Given instruction A:
Can you retype the networking excerpt, beginning at the words "Along with the" and stopping after "your own peril."?
Given instruction B:
Can you answer these questions using the networking excerpt?
(i) Which three social networks does it name as ones you can work on away from a desk or PC?
(ii) According to current estimates, how many degrees of separation online are we from anyone on earth?
(iii) What kind of requests should hitting the "delete" button be reserved for?
Given instruction C:
Could you write the next part of the networking article, starting after its last sentence?

:: Excerpt

Digital Media Landscape | networking

No matter what business you’re in and no matter what you’re selling, productive networking is critical for long-term success. It always has been and always will be. Networking in this “digital age” has made connecting easier and faster. There really are no more reasonable excuses for not cultivating more and deeper personal connections.

Computer-working1. Productive networking requires consistent attention and action.

Along with the rest of our routine activities, we need to allocate regular time and energy to expanding and enhancing our personal networks. All of the social networks have mobile apps, so we don’t need to be at a desk or a PC to work on LinkedIn, Twitter, or Facebook. It’s just a matter of figuring out what time works best and committing to doing it on a daily basis.

2. It's a two way street.

Far too often, we ignore inquiries, requests, etc. from others on social media. Big mistake. No one wants to be perceived as unresponsive to the overtures of others. Hitting the “delete” button should be reserved only for the really marginal requests, while most of the others deserve a few minutes of your time. Current estimates say that we’re no more than “six degrees of separation” online from anyone on the face of the earth. So you ignore a request or incoming message at your own peril.

::::
:: Provided data

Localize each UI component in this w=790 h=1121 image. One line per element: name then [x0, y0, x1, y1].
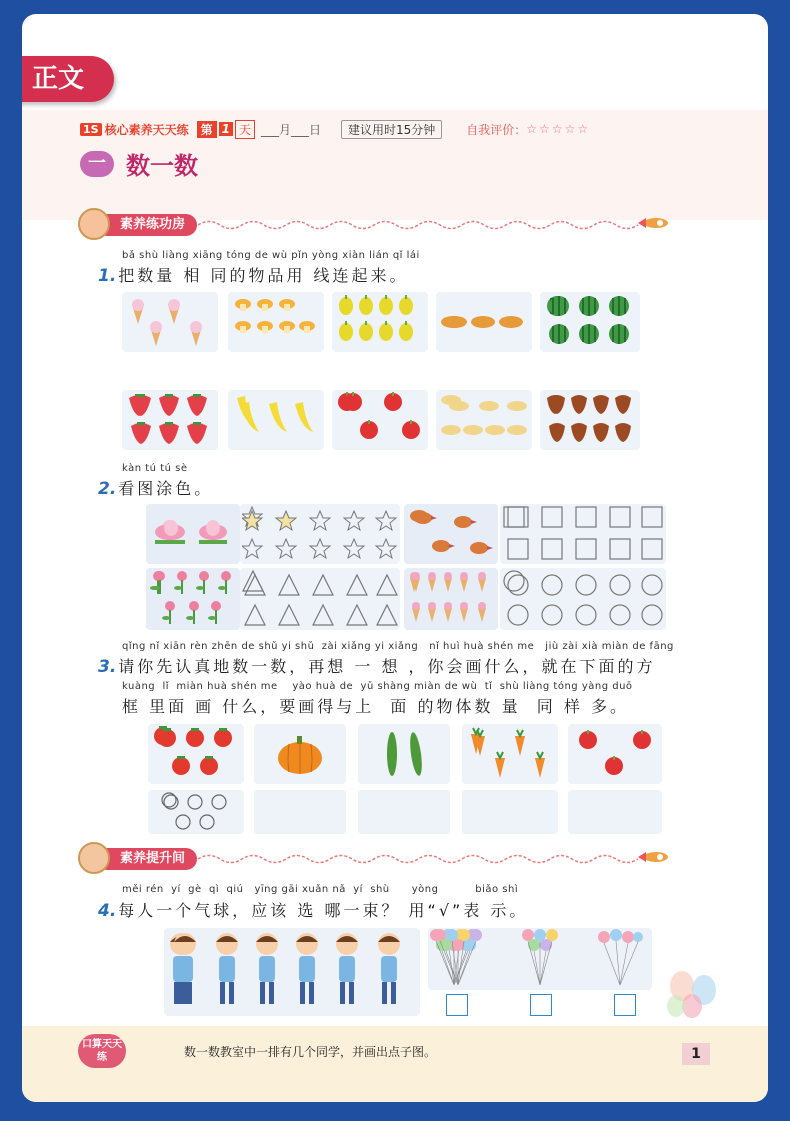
- bird-icon: [409, 506, 493, 562]
- tulip-panel[interactable]: [146, 568, 240, 630]
- apple-icon: [572, 726, 658, 782]
- mushroom-panel[interactable]: [228, 292, 324, 352]
- q2-number: 2.: [98, 479, 117, 499]
- q3-text-row1: [98, 654, 656, 677]
- q4-text: 每人一个气球，应该 选 哪一束？ 用“√”表 示。: [118, 901, 529, 920]
- section-tag: 正文: [22, 56, 114, 102]
- brand-logo: 1S: [80, 123, 102, 136]
- q3-text-line1: 请你先认真地数一数，再想 一 想 ，你会画什么，就在下面的方: [118, 657, 656, 676]
- square-panel[interactable]: [500, 504, 666, 564]
- flower-icon: [150, 570, 236, 628]
- q1-number: 1.: [98, 266, 117, 286]
- square-icon: [503, 506, 663, 562]
- q3-text-line2: 框 里面 画 什么，要画得与上 面 的物体数 量 同 样 多。: [122, 697, 629, 716]
- children-panel: [164, 928, 420, 1016]
- q2-text-row: [98, 476, 213, 499]
- bird-panel[interactable]: [404, 504, 498, 564]
- chestnut-panel[interactable]: [540, 390, 640, 450]
- apple-group-panel: [568, 724, 662, 784]
- brand-name: 核心素养天天练: [104, 122, 189, 137]
- banana-icon: [233, 392, 319, 448]
- rocket-icon: [638, 848, 670, 866]
- triangle-panel[interactable]: [240, 568, 400, 630]
- flower-panel[interactable]: [146, 504, 240, 564]
- section-label: 素养提升间: [96, 848, 197, 870]
- checkbox-bunch-2[interactable]: [530, 994, 552, 1016]
- section-header-practice: [78, 208, 670, 242]
- star-icon: [242, 506, 398, 562]
- rating-stars[interactable]: ☆☆☆☆☆: [526, 122, 591, 136]
- wave-divider-icon: [198, 218, 638, 232]
- answer-box-pumpkin[interactable]: [254, 790, 346, 834]
- day-prefix: 第: [197, 121, 217, 138]
- mushroom-icon: [233, 294, 319, 350]
- watermelon-icon: [545, 294, 635, 350]
- lesson-title-row: [80, 146, 198, 181]
- circle-dots-panel: [148, 790, 244, 834]
- lesson-number: 一: [80, 151, 114, 177]
- pear-icon: [337, 294, 423, 350]
- q4-number: 4.: [98, 901, 117, 921]
- star-panel[interactable]: [240, 504, 400, 564]
- peapod-panel: [358, 724, 450, 784]
- section-header-advance: [78, 842, 670, 876]
- lotus-icon: [153, 514, 233, 554]
- circle-icon: [503, 570, 663, 628]
- apple-icon: [337, 392, 423, 448]
- mango-icon: [441, 392, 527, 448]
- strawberry-icon: [127, 392, 213, 448]
- girl-mascot-icon: [78, 208, 110, 240]
- answer-box-peapod[interactable]: [358, 790, 450, 834]
- chestnut-icon: [545, 392, 635, 448]
- icecream-cone-icon: [408, 570, 494, 628]
- carrot-icon: [467, 726, 553, 782]
- mental-math-badge: 口算天天练: [78, 1034, 126, 1068]
- q3-pinyin-line1: qǐng nǐ xiān rèn zhēn de shǔ yi shǔ zài xiǎng yi xiǎng nǐ huì huà shén me jiù zài xià miàn de fāng: [122, 641, 674, 652]
- footer-note: 数一数教室中一排有几个同学，并画出点子图。: [184, 1045, 437, 1059]
- pumpkin-icon: [275, 732, 325, 776]
- q4-pinyin: měi rén yí gè qì qiú yīng gāi xuǎn nǎ yí shù yòng biǎo shì: [122, 884, 519, 895]
- answer-box-carrot[interactable]: [462, 790, 558, 834]
- day-number: 1: [219, 122, 233, 136]
- q3-pinyin-line2: kuàng lǐ miàn huà shén me yào huà de yǔ shàng miàn de wù tǐ shù liàng tóng yàng duō: [122, 681, 633, 692]
- q1-pinyin: bǎ shù liàng xiāng tóng de wù pǐn yòng xiàn lián qǐ lái: [122, 250, 420, 261]
- banana-panel[interactable]: [228, 390, 324, 450]
- checkbox-bunch-1[interactable]: [446, 994, 468, 1016]
- cone-panel[interactable]: [404, 568, 498, 630]
- q2-pinyin: kàn tú tú sè: [122, 463, 188, 474]
- rocket-icon: [638, 214, 670, 232]
- balloon-bunch-icon: [430, 929, 650, 989]
- time-hint: 建议用时15分钟: [341, 120, 442, 139]
- mango-panel[interactable]: [436, 390, 532, 450]
- page-number: 1: [682, 1043, 710, 1065]
- dot-circle-icon: [161, 792, 231, 832]
- apple-panel[interactable]: [332, 390, 428, 450]
- checkbox-bunch-3[interactable]: [614, 994, 636, 1016]
- footer-band: [22, 1026, 768, 1102]
- bread-icon: [441, 302, 527, 342]
- tomato-panel: [148, 724, 244, 784]
- lesson-title: 数一数: [126, 152, 198, 180]
- answer-box-apple[interactable]: [568, 790, 662, 834]
- q4-text-row: [98, 898, 528, 921]
- triangle-icon: [242, 570, 398, 628]
- tomato-icon: [153, 726, 239, 782]
- bread-panel[interactable]: [436, 292, 532, 352]
- strawberry-panel[interactable]: [122, 390, 218, 450]
- watermelon-panel[interactable]: [540, 292, 640, 352]
- self-rating-label: 自我评价：: [466, 122, 527, 137]
- carrot-panel: [462, 724, 558, 784]
- worksheet-header: [80, 120, 590, 138]
- pear-panel[interactable]: [332, 292, 428, 352]
- q1-text-row: [98, 263, 409, 286]
- section-label: 素养练功房: [96, 214, 197, 236]
- icecream-icon: [127, 294, 213, 350]
- q3-number: 3.: [98, 657, 117, 677]
- pumpkin-panel: [254, 724, 346, 784]
- q1-text: 把数量 相 同的物品用 线连起来。: [118, 266, 409, 285]
- icecream-panel[interactable]: [122, 292, 218, 352]
- day-suffix: 天: [235, 120, 255, 139]
- peapod-icon: [374, 727, 434, 781]
- q2-text: 看图涂色。: [118, 479, 214, 498]
- boy-mascot-icon: [78, 842, 110, 874]
- children-icon: [167, 930, 417, 1014]
- wave-divider-icon: [198, 852, 638, 866]
- circle-panel[interactable]: [500, 568, 666, 630]
- date-blank: ___月___日: [260, 122, 321, 137]
- balloons-panel: [428, 928, 652, 990]
- decorative-balloons-icon: [664, 966, 724, 1036]
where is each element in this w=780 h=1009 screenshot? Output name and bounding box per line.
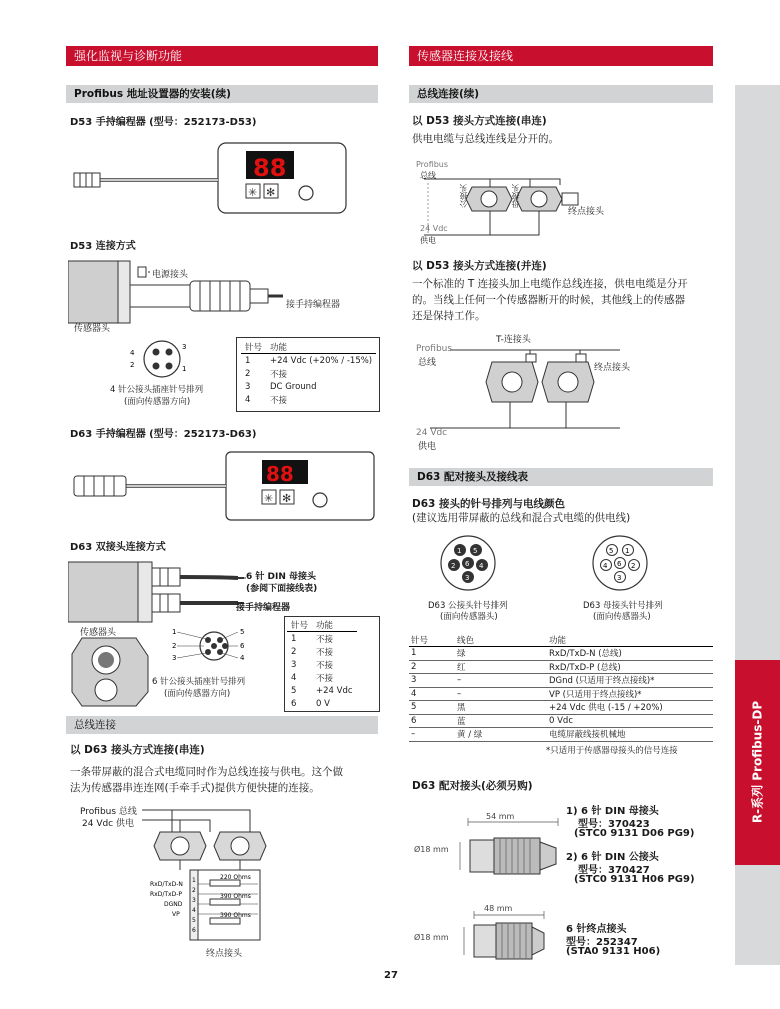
side-tab[interactable] xyxy=(735,660,780,865)
d53-parallel-text-2: 的。当线上任何一个传感器断开的时候，其他线上的传感器 xyxy=(412,294,685,306)
svg-text:2: 2 xyxy=(172,642,177,650)
snowflake-icon: ✳ xyxy=(264,492,274,505)
d53-connection-illustration xyxy=(68,255,368,330)
wire-note: *只适用于传感器母接头的信号连接 xyxy=(546,746,678,756)
table-row: 6 蓝 0 Vdc xyxy=(409,714,713,728)
svg-text:1: 1 xyxy=(182,365,187,373)
pin4-caption-1: 4 针公接头插座针号排列 xyxy=(110,385,204,395)
svg-text:6: 6 xyxy=(240,642,245,650)
svg-text:5: 5 xyxy=(609,547,614,555)
d53-programmer-illustration xyxy=(68,135,368,225)
svg-text:6: 6 xyxy=(465,560,470,568)
label-power-connector: 电源接头 xyxy=(152,270,189,280)
table-row: – 黄 / 绿 电缆屏蔽线接机械地 xyxy=(409,728,713,742)
d53-parallel-terminal: 终点接头 xyxy=(594,363,631,373)
table-row: 3 DC Ground xyxy=(245,381,317,392)
svg-text:1: 1 xyxy=(625,547,630,555)
gear-icon: ✻ xyxy=(282,492,292,505)
pin4-table-box xyxy=(236,337,380,412)
svg-text:6: 6 xyxy=(617,560,622,568)
svg-text:4: 4 xyxy=(479,562,484,570)
page-number: 27 xyxy=(384,970,398,981)
pin4-header-func: 功能 xyxy=(266,341,376,354)
label-handheld-connector: 接手持编程器 xyxy=(286,300,341,310)
d53-display-digits: 88 xyxy=(253,154,287,182)
table-row: 4 不接 xyxy=(245,394,288,406)
left-section-title: 强化监视与诊断功能 xyxy=(66,46,378,66)
svg-text:1: 1 xyxy=(192,877,196,884)
d53-series-power: 供电 xyxy=(420,236,436,245)
svg-text:2: 2 xyxy=(130,361,135,369)
table-row: 4 – VP (只适用于终点接线)* xyxy=(409,687,713,701)
table-row: 6 0 V xyxy=(291,698,330,709)
label-sensor-head-2: 传感器头 xyxy=(80,628,117,638)
male-pin-caption-1: D63 公接头针号排列 xyxy=(428,601,508,611)
item2-line2: 型号：370427 xyxy=(578,865,650,876)
side-tab-label: R-系列 Profibus-DP xyxy=(750,700,765,824)
item1-line2: 型号：370423 xyxy=(578,819,650,830)
pin6-caption-2: (面向传感器方向) xyxy=(164,689,231,699)
bus-label-24v: 24 Vdc 供电 xyxy=(82,819,134,829)
item3-line1: 6 针终点接头 xyxy=(566,924,627,935)
pin6-table-box xyxy=(284,616,380,712)
svg-text:1: 1 xyxy=(457,547,462,555)
svg-text:4: 4 xyxy=(603,562,608,570)
item1-line1: 1) 6 针 DIN 母接头 xyxy=(566,806,659,817)
d53-series-bus: 总线 xyxy=(420,171,436,180)
mating-title: D63 配对接头(必须另购) xyxy=(412,780,533,792)
d63-pin-diagrams xyxy=(410,532,710,596)
svg-text:5: 5 xyxy=(192,917,196,924)
d53-title: D53 手持编程器 (型号：252173-D53) xyxy=(70,117,257,128)
svg-text:RxD/TxD-P: RxD/TxD-P xyxy=(150,891,182,898)
dim-18mm-a: Ø18 mm xyxy=(414,845,449,854)
terminal-label: 终点接头 xyxy=(206,949,243,959)
svg-text:3: 3 xyxy=(172,654,177,662)
table-row: 1 绿 RxD/TxD-N (总线) xyxy=(409,647,713,661)
pin4-header-pin: 针号 xyxy=(241,341,266,354)
svg-text:RxD/TxD-N: RxD/TxD-N xyxy=(150,881,183,888)
d53-series-male: 公接头 xyxy=(459,184,468,208)
svg-text:5: 5 xyxy=(240,628,245,636)
label-din6-female-1: 6 针 DIN 母接头 xyxy=(246,572,317,582)
dim-18mm-b: Ø18 mm xyxy=(414,933,449,942)
female-pin-caption-2: (面向传感器头) xyxy=(593,612,651,622)
right-section-title: 传感器连接及接线 xyxy=(409,46,713,66)
d53-parallel-text-1: 一个标准的 T 连接头加上电缆作总线连接，供电电缆是分开 xyxy=(412,278,688,290)
table-row: 4 不接 xyxy=(291,672,334,684)
svg-text:DGND: DGND xyxy=(164,901,183,908)
svg-text:4: 4 xyxy=(192,907,196,914)
svg-text:2: 2 xyxy=(192,887,196,894)
bus-text-1: 一条带屏蔽的混合式电缆同时作为总线连接与供电。这个做 xyxy=(70,766,343,778)
table-row: 5 +24 Vdc xyxy=(291,685,353,696)
wire-color-table: 针号 线色 功能 1 绿 RxD/TxD-N (总线) 2 红 RxD/TxD-P (总线) 3 – DGnd (只适用于终点接线)* 4 – VP (只适用于终点接线)* 5 黑 +24 Vdc 供电 (-15 / +20%) 6 蓝 0 Vdc – 黄 / 绿 电缆屏蔽线接机械地 xyxy=(409,633,713,742)
label-handheld-2: 接手持编程器 xyxy=(236,603,291,613)
bus-label-profibus: Profibus 总线 xyxy=(80,807,137,817)
d53-parallel-profibus: Profibus xyxy=(416,344,453,354)
table-row: 1 +24 Vdc (+20% / -15%) xyxy=(245,355,373,366)
bus-connection-bar: 总线连接 xyxy=(66,716,378,734)
svg-text:3: 3 xyxy=(617,574,622,582)
female-pin-caption-1: D63 母接头针号排列 xyxy=(583,601,663,611)
label-sensor-head: 传感器头 xyxy=(74,324,111,334)
svg-text:3: 3 xyxy=(465,574,470,582)
d53-series-title: 以 D53 接头方式连接(串连) xyxy=(412,115,547,127)
d53-series-diagram xyxy=(410,155,650,250)
item2-line1: 2) 6 针 DIN 公接头 xyxy=(566,852,659,863)
table-row: 5 黑 +24 Vdc 供电 (-15 / +20%) xyxy=(409,701,713,715)
pin4-caption-2: (面向传感器方向) xyxy=(124,397,191,407)
pin4-diagram xyxy=(118,335,208,385)
d53-series-female: 母接头 xyxy=(511,184,520,208)
t-connector-label: T-连接头 xyxy=(496,335,531,345)
svg-text:390 Ohms: 390 Ohms xyxy=(220,912,251,919)
svg-text:4: 4 xyxy=(130,349,135,357)
svg-text:3: 3 xyxy=(182,343,187,351)
table-row: 3 不接 xyxy=(291,659,334,671)
pin6-caption-1: 6 针公接头插座针号排列 xyxy=(152,677,246,687)
svg-text:2: 2 xyxy=(631,562,636,570)
d63-pin-title: D63 接头的针号排列与电线颜色 xyxy=(412,498,565,510)
item1-line3: (STC0 9131 D06 PG9) xyxy=(574,828,695,839)
d53-series-profibus: Profibus xyxy=(416,160,449,169)
table-row: 2 不接 xyxy=(291,646,334,658)
item2-line3: (STC0 9131 H06 PG9) xyxy=(574,874,695,885)
table-row: 2 不接 xyxy=(245,368,288,380)
bus-text-2: 法为传感器串连连网(手牵手式)提供方便快捷的连接。 xyxy=(70,782,320,794)
svg-text:1: 1 xyxy=(172,628,177,636)
svg-text:390 Ohms: 390 Ohms xyxy=(220,893,251,900)
d53-parallel-bus: 总线 xyxy=(418,358,437,368)
svg-text:6: 6 xyxy=(192,927,196,934)
d63-bar: D63 配对接头及接线表 xyxy=(409,468,713,486)
svg-text:220 Ohms: 220 Ohms xyxy=(220,874,251,881)
d53-series-text: 供电电缆与总线连线是分开的。 xyxy=(412,133,559,145)
right-sub-bar: 总线连接(续) xyxy=(409,85,713,103)
dim-54mm: 54 mm xyxy=(486,812,515,821)
d53-parallel-text-3: 还是保持工作。 xyxy=(412,310,486,322)
table-row: 2 红 RxD/TxD-P (总线) xyxy=(409,660,713,674)
svg-text:2: 2 xyxy=(451,562,456,570)
svg-text:5: 5 xyxy=(473,547,478,555)
snowflake-icon: ✳ xyxy=(248,186,258,199)
male-pin-caption-2: (面向传感器头) xyxy=(440,612,498,622)
dim-48mm: 48 mm xyxy=(484,904,513,913)
svg-text:3: 3 xyxy=(192,897,196,904)
table-row: 1 不接 xyxy=(291,633,334,645)
label-din6-female-2: (参阅下面接线表) xyxy=(246,584,318,594)
item3-line3: (STA0 9131 H06) xyxy=(566,946,661,957)
d63-programmer-illustration xyxy=(68,448,378,528)
left-sub-bar: Profibus 地址设置器的安装(续) xyxy=(66,85,378,103)
table-row: 3 – DGnd (只适用于终点接线)* xyxy=(409,674,713,688)
d53-parallel-power: 供电 xyxy=(418,442,437,452)
d63-display-digits: 88 xyxy=(266,462,294,486)
item3-line2: 型号：252347 xyxy=(566,937,638,948)
gear-icon: ✻ xyxy=(266,186,276,199)
d53-series-terminal: 终点接头 xyxy=(568,207,605,217)
d63-title: D63 手持编程器 (型号：252173-D63) xyxy=(70,429,257,440)
d53-series-24v: 24 Vdc xyxy=(420,224,448,233)
d53-parallel-24v: 24 Vdc xyxy=(416,428,448,438)
d63-conn-title: D63 双接头连接方式 xyxy=(70,542,166,553)
svg-text:VP: VP xyxy=(172,911,180,918)
pin4-table xyxy=(241,341,376,406)
svg-text:4: 4 xyxy=(240,654,245,662)
pin6-table: 针号 功能 1 不接 2 不接 3 不接 4 不接 5 +24 Vdc 6 0 V xyxy=(287,619,357,710)
d53-parallel-title: 以 D53 接头方式连接(并连) xyxy=(412,260,547,272)
bus-sub-title: 以 D63 接头方式连接(串连) xyxy=(70,744,205,756)
d53-conn-title: D53 连接方式 xyxy=(70,241,136,252)
d63-pin-subtitle: (建议选用带屏蔽的总线和混合式电缆的供电线) xyxy=(412,512,631,524)
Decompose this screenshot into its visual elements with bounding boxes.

::::

Written answer A:
Along with the rest of our routine activities, we need to allocate regular time and energy to expanding and enhancing our personal networks. All of the social networks have mobile apps, so we don’t need to be at a desk or a PC to work on LinkedIn, Twitter, or Facebook. It’s just a matter of figuring out what time works best and committing to doing it on a daily basis.

2. It's a two way street.

Far too often, we ignore inquiries, requests, etc. from others on social media. Big mistake. No one wants to be perceived as unresponsive to the overtures of others. Hitting the “delete” button should be reserved only for the really marginal requests, while most of the others deserve a few minutes of your time. Current estimates say that we’re no more than “six degrees of separation” online from anyone on the face of the earth. So you ignore a request or incoming message at your own peril.

Written answer B:
(i) LinkedIn, Twitter, and Facebook.
(ii) No more than six.
(iii) Only the really marginal requests.

Written answer C:
3. Have a consistent “brand” across all platforms.

Given the fact that most people spend time on multiple social media platforms, one’s “digital image” should not be vastly different from place to place. If it is, then confusion and suspicion come into the picture. A solid personal brand is authentic and consistent regardless of where it’s posted. It should reflect who that person really is in both their professional and personal lives.

4. Build your strategy with the end in mind.

What exactly do you want to accomplish by committing to this regular activity? How will you know when you have achieved it? Is it a realistic expectation? Those are some of the questions that should be asked before getting started. It’s similar to how we approach attending a large meeting or convention—whom exactly do we want to meet and what do we want to share with them? Networking effectively in a digital setting requires the same approach.

5. It's more about giving than taking.

It’s far better to offer pertinent and relevant information than to be constantly asking for the same from others. Many people think it’s cool to pose open-ended questions and then wait for the answers to come in. Have the courage to take a stand on specific issues or trends and let people respond to your position instead. That’s the first step to being perceived as a “thought leader”. And thought leaders are the most influential people in the networking sphere. Regardless of who you are or what you sell, that’s as good as it gets!

6. Have some fun with it!

While networking is a very serious undertaking, it’s also a chance to let your true personality shine through, which includes your sense of humor and overall outlook on life. Taking a professional yet relaxed approach to networking will also convey a more authentic impression of who you are. Being perceived as a phony online is simply unthinkable. So keep it positive and relaxed as you build and cultivate your network for ongoing success!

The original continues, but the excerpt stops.